JOB — Collect all lines containing the word "бюджетам" from the data.

EXERCISE INPUTS —
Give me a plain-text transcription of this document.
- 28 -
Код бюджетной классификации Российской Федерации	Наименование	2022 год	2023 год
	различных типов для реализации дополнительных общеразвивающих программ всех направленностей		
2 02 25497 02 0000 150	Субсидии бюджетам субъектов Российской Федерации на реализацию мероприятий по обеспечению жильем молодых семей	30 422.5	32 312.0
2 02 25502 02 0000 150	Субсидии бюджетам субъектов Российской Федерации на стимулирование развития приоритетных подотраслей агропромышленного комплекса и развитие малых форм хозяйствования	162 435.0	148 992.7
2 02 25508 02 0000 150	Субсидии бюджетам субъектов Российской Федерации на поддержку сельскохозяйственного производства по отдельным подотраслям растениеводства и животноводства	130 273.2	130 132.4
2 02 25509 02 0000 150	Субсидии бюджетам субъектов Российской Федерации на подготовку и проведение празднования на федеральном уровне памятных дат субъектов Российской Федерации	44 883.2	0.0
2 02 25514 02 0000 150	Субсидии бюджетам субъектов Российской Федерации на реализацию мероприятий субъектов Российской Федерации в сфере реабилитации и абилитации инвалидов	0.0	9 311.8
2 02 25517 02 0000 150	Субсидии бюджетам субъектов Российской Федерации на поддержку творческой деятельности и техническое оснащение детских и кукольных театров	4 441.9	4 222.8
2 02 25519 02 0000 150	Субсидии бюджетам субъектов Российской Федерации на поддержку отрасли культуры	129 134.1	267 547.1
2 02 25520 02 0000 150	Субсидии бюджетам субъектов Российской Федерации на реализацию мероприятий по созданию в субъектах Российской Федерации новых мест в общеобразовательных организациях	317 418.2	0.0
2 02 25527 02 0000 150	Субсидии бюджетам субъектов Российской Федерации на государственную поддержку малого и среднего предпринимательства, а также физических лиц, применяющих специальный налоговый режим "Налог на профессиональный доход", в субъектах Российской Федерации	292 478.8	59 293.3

ANSWER TO THIS EXERCISE —
2 02 25497 02 0000 150	Субсидии бюджетам субъектов Российской Федерации на реализацию мероприятий по обеспечению жильем молодых семей	30 422.5	32 312.0
2 02 25502 02 0000 150	Субсидии бюджетам субъектов Российской Федерации на стимулирование развития приоритетных подотраслей агропромышленного комплекса и развитие малых форм хозяйствования	162 435.0	148 992.7
2 02 25508 02 0000 150	Субсидии бюджетам субъектов Российской Федерации на поддержку сельскохозяйственного производства по отдельным подотраслям растениеводства и животноводства	130 273.2	130 132.4
2 02 25509 02 0000 150	Субсидии бюджетам субъектов Российской Федерации на подготовку и проведение празднования на федеральном уровне памятных дат субъектов Российской Федерации	44 883.2	0.0
2 02 25514 02 0000 150	Субсидии бюджетам субъектов Российской Федерации на реализацию мероприятий субъектов Российской Федерации в сфере реабилитации и абилитации инвалидов	0.0	9 311.8
2 02 25517 02 0000 150	Субсидии бюджетам субъектов Российской Федерации на поддержку творческой деятельности и техническое оснащение детских и кукольных театров	4 441.9	4 222.8
2 02 25519 02 0000 150	Субсидии бюджетам субъектов Российской Федерации на поддержку отрасли культуры	129 134.1	267 547.1
2 02 25520 02 0000 150	Субсидии бюджетам субъектов Российской Федерации на реализацию мероприятий по созданию в субъектах Российской Федерации новых мест в общеобразовательных организациях	317 418.2	0.0
2 02 25527 02 0000 150	Субсидии бюджетам субъектов Российской Федерации на государственную поддержку малого и среднего предпринимательства, а также физических лиц, применяющих специальный налоговый режим "Налог на профессиональный доход", в субъектах Российской Федерации	292 478.8	59 293.3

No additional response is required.